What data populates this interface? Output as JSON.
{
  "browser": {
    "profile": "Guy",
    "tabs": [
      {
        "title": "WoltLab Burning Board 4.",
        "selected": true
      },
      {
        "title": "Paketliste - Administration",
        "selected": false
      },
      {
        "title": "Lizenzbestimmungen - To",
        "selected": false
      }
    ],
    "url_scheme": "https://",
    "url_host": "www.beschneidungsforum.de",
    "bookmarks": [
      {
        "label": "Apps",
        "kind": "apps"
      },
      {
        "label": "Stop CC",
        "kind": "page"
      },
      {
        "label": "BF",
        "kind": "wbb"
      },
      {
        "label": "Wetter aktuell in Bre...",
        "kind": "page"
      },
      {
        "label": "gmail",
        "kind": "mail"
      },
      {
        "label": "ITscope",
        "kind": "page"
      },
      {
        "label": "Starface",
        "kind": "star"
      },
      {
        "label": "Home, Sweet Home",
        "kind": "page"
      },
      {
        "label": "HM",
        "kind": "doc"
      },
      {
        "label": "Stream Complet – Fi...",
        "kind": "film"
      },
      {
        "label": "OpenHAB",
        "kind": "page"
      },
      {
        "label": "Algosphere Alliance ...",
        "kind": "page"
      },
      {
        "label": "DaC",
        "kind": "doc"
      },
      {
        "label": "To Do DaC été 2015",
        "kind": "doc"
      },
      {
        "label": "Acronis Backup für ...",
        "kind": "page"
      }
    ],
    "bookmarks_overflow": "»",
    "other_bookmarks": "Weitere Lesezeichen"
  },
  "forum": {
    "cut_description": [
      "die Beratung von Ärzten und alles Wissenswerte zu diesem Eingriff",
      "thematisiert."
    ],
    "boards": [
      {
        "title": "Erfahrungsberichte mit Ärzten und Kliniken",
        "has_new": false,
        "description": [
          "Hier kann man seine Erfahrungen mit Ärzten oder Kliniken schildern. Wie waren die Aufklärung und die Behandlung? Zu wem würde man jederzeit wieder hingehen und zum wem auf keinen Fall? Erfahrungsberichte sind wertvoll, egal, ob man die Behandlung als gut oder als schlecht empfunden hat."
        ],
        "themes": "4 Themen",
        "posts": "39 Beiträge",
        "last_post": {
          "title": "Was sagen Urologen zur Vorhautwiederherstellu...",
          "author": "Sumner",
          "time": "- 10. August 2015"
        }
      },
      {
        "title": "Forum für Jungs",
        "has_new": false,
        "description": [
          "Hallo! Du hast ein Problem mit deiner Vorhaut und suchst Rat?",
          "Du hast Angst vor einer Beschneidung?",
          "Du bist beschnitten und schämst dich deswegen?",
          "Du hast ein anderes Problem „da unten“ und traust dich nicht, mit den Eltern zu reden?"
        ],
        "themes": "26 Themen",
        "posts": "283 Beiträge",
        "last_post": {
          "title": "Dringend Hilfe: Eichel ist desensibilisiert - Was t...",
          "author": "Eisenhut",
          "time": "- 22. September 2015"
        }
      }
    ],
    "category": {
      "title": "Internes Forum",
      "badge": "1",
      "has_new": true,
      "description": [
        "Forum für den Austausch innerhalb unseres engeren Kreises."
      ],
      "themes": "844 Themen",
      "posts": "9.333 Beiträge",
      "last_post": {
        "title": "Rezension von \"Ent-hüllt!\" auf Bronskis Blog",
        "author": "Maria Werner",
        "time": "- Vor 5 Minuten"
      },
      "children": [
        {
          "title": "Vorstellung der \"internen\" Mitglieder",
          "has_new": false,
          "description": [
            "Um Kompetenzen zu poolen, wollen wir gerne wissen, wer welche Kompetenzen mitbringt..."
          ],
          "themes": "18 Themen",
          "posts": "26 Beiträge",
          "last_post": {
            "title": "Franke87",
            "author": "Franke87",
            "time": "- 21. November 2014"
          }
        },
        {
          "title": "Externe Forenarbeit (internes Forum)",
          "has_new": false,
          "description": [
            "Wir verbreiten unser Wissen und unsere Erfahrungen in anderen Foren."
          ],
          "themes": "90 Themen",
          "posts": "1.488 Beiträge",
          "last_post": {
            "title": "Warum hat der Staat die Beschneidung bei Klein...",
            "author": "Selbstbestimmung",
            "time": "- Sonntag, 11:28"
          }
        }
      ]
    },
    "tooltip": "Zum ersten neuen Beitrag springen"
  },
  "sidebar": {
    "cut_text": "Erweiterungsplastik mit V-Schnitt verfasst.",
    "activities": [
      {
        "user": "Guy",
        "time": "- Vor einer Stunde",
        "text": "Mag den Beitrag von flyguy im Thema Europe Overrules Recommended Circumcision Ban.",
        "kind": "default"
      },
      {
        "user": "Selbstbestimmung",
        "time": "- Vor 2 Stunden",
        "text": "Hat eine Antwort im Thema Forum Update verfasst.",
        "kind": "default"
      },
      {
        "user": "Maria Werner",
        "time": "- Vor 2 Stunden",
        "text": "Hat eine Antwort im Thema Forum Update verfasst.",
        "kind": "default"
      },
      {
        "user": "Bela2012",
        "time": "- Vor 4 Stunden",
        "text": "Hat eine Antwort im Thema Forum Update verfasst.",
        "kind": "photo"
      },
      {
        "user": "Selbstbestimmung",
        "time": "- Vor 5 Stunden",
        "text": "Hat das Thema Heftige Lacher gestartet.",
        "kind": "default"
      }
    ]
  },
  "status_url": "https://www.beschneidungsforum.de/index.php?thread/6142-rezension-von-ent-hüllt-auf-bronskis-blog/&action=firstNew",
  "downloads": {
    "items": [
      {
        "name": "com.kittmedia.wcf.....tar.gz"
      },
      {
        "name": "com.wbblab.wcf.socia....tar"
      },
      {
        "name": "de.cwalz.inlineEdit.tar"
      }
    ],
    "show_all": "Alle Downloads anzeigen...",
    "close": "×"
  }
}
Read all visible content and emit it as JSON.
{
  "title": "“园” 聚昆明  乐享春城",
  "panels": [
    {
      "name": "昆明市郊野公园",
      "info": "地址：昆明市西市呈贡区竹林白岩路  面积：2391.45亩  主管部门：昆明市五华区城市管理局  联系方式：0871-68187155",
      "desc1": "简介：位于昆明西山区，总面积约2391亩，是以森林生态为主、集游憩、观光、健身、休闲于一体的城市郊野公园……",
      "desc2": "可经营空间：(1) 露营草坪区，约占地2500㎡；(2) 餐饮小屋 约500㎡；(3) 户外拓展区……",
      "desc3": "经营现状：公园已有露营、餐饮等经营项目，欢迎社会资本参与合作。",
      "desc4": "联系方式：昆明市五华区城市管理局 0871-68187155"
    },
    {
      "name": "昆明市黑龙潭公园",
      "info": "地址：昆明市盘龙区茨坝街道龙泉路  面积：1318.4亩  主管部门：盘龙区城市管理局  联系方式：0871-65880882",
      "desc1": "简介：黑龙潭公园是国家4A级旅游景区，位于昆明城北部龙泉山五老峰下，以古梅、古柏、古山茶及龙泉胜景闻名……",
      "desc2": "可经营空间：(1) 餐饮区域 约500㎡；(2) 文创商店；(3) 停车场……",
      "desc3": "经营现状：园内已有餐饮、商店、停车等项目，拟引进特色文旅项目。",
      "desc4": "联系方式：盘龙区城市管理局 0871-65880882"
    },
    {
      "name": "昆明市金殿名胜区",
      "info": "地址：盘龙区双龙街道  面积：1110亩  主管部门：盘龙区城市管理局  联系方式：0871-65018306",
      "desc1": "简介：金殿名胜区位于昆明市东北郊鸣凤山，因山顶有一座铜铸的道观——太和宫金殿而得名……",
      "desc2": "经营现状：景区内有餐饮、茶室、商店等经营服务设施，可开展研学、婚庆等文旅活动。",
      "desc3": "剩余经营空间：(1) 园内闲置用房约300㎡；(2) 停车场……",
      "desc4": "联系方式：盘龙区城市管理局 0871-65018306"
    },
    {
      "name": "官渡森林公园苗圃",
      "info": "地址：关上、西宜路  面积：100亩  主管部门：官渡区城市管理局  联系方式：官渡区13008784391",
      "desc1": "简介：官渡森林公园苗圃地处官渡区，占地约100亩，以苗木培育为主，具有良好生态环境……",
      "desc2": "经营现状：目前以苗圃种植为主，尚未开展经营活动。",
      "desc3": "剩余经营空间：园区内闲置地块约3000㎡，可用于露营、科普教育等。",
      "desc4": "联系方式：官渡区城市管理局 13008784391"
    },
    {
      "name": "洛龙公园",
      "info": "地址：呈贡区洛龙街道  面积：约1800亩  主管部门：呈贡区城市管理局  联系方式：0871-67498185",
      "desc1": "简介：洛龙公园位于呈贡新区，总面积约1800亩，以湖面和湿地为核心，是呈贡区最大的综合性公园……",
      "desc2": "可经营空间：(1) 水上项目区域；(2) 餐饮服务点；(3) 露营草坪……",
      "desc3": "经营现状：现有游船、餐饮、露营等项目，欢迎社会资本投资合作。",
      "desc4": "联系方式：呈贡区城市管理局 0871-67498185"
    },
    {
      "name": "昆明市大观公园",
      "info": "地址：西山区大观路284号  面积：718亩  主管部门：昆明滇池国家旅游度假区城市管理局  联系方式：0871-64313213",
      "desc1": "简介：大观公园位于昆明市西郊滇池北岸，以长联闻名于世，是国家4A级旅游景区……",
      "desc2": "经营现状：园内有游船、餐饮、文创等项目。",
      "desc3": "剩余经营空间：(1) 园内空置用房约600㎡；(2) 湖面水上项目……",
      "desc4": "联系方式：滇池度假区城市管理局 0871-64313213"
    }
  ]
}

### Task details
Gather each line from the entries above that includes the word "官渡区城市管理局".

### Output for this task
      "info": "地址：关上、西宜路  面积：100亩  主管部门：官渡区城市管理局  联系方式：官渡区13008784391",
      "desc4": "联系方式：官渡区城市管理局 13008784391"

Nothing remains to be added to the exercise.